## WHAT IS BEING ASKED
Reproduce the listing word for word, leaving every picture behind.

## RECORDED INFORMATION
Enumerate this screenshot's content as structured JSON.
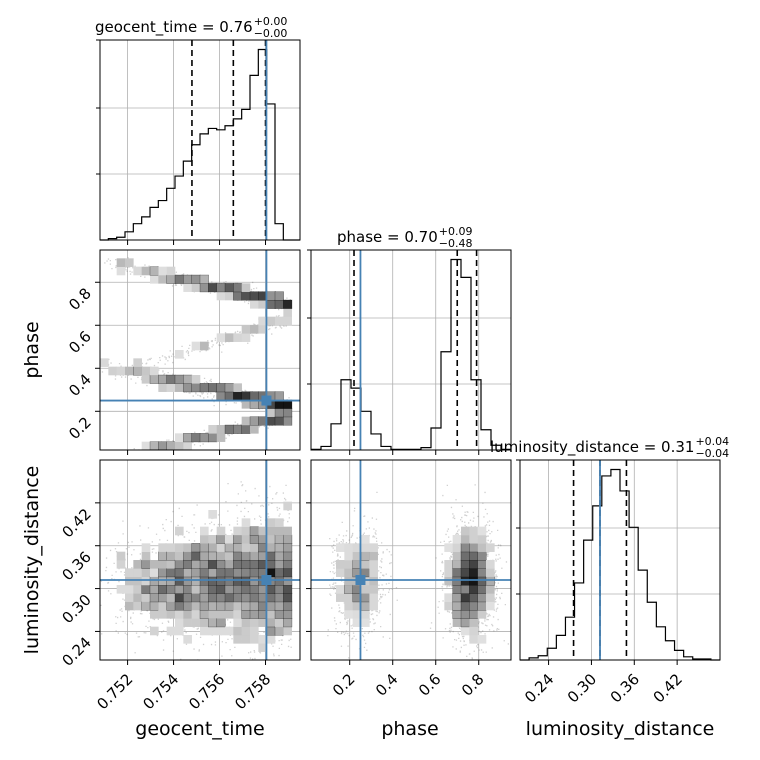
{
  "chart_data": {
    "type": "corner",
    "parameters": [
      "geocent_time",
      "phase",
      "luminosity_distance"
    ],
    "titles": [
      {
        "label": "geocent_time = 0.76",
        "plus": "+0.00",
        "minus": "−0.00"
      },
      {
        "label": "phase = 0.70",
        "plus": "+0.09",
        "minus": "−0.48"
      },
      {
        "label": "luminosity_distance = 0.31",
        "plus": "+0.04",
        "minus": "−0.04"
      }
    ],
    "ranges": [
      [
        0.7508,
        0.7595
      ],
      [
        0.02,
        0.95
      ],
      [
        0.2,
        0.48
      ]
    ],
    "ticks": [
      {
        "values": [
          0.752,
          0.754,
          0.756,
          0.758
        ],
        "labels": [
          "0.752",
          "0.754",
          "0.756",
          "0.758"
        ]
      },
      {
        "values": [
          0.2,
          0.4,
          0.6,
          0.8
        ],
        "labels": [
          "0.2",
          "0.4",
          "0.6",
          "0.8"
        ]
      },
      {
        "values": [
          0.24,
          0.3,
          0.36,
          0.42
        ],
        "labels": [
          "0.24",
          "0.30",
          "0.36",
          "0.42"
        ]
      }
    ],
    "truths": [
      0.75804,
      0.25,
      0.312
    ],
    "truth_color": "#4682b4",
    "quantiles": [
      [
        0.7548,
        0.7566,
        0.758
      ],
      [
        0.22,
        0.7,
        0.79
      ],
      [
        0.275,
        0.312,
        0.349
      ]
    ],
    "histograms": [
      {
        "edges_min": 0.7508,
        "edges_max": 0.7595,
        "counts": [
          0,
          1,
          2,
          6,
          12,
          17,
          24,
          29,
          38,
          47,
          58,
          70,
          78,
          82,
          81,
          84,
          89,
          96,
          121,
          140,
          100,
          12,
          0,
          0
        ]
      },
      {
        "edges_min": 0.02,
        "edges_max": 0.95,
        "counts": [
          1,
          6,
          44,
          118,
          104,
          65,
          27,
          6,
          1,
          1,
          1,
          4,
          37,
          165,
          320,
          290,
          118,
          34,
          8,
          1
        ]
      },
      {
        "edges_min": 0.2,
        "edges_max": 0.48,
        "counts": [
          0,
          2,
          4,
          11,
          23,
          40,
          72,
          112,
          144,
          172,
          178,
          158,
          124,
          84,
          54,
          31,
          18,
          9,
          3,
          1,
          1,
          0
        ]
      }
    ],
    "grid": true,
    "axis_labels": [
      "geocent_time",
      "phase",
      "luminosity_distance"
    ],
    "title_color": "#000000",
    "density_color": "#000000"
  }
}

## SOLVED EXERCISE
Enumerate this screenshot's content as structured JSON.
{
  "chart_data": {
    "type": "corner",
    "parameters": [
      "geocent_time",
      "phase",
      "luminosity_distance"
    ],
    "titles": [
      {
        "label": "geocent_time = 0.76",
        "plus": "+0.00",
        "minus": "−0.00"
      },
      {
        "label": "phase = 0.70",
        "plus": "+0.09",
        "minus": "−0.48"
      },
      {
        "label": "luminosity_distance = 0.31",
        "plus": "+0.04",
        "minus": "−0.04"
      }
    ],
    "ranges": [
      [
        0.7508,
        0.7595
      ],
      [
        0.02,
        0.95
      ],
      [
        0.2,
        0.48
      ]
    ],
    "ticks": [
      {
        "values": [
          0.752,
          0.754,
          0.756,
          0.758
        ],
        "labels": [
          "0.752",
          "0.754",
          "0.756",
          "0.758"
        ]
      },
      {
        "values": [
          0.2,
          0.4,
          0.6,
          0.8
        ],
        "labels": [
          "0.2",
          "0.4",
          "0.6",
          "0.8"
        ]
      },
      {
        "values": [
          0.24,
          0.3,
          0.36,
          0.42
        ],
        "labels": [
          "0.24",
          "0.30",
          "0.36",
          "0.42"
        ]
      }
    ],
    "truths": [
      0.75804,
      0.25,
      0.312
    ],
    "truth_color": "#4682b4",
    "quantiles": [
      [
        0.7548,
        0.7566,
        0.758
      ],
      [
        0.22,
        0.7,
        0.79
      ],
      [
        0.275,
        0.312,
        0.349
      ]
    ],
    "histograms": [
      {
        "edges_min": 0.7508,
        "edges_max": 0.7595,
        "counts": [
          0,
          1,
          2,
          6,
          12,
          17,
          24,
          29,
          38,
          47,
          58,
          70,
          78,
          82,
          81,
          84,
          89,
          96,
          121,
          140,
          100,
          12,
          0,
          0
        ]
      },
      {
        "edges_min": 0.02,
        "edges_max": 0.95,
        "counts": [
          1,
          6,
          44,
          118,
          104,
          65,
          27,
          6,
          1,
          1,
          1,
          4,
          37,
          165,
          320,
          290,
          118,
          34,
          8,
          1
        ]
      },
      {
        "edges_min": 0.2,
        "edges_max": 0.48,
        "counts": [
          0,
          2,
          4,
          11,
          23,
          40,
          72,
          112,
          144,
          172,
          178,
          158,
          124,
          84,
          54,
          31,
          18,
          9,
          3,
          1,
          1,
          0
        ]
      }
    ],
    "grid": true,
    "axis_labels": [
      "geocent_time",
      "phase",
      "luminosity_distance"
    ],
    "title_color": "#000000",
    "density_color": "#000000"
  }
}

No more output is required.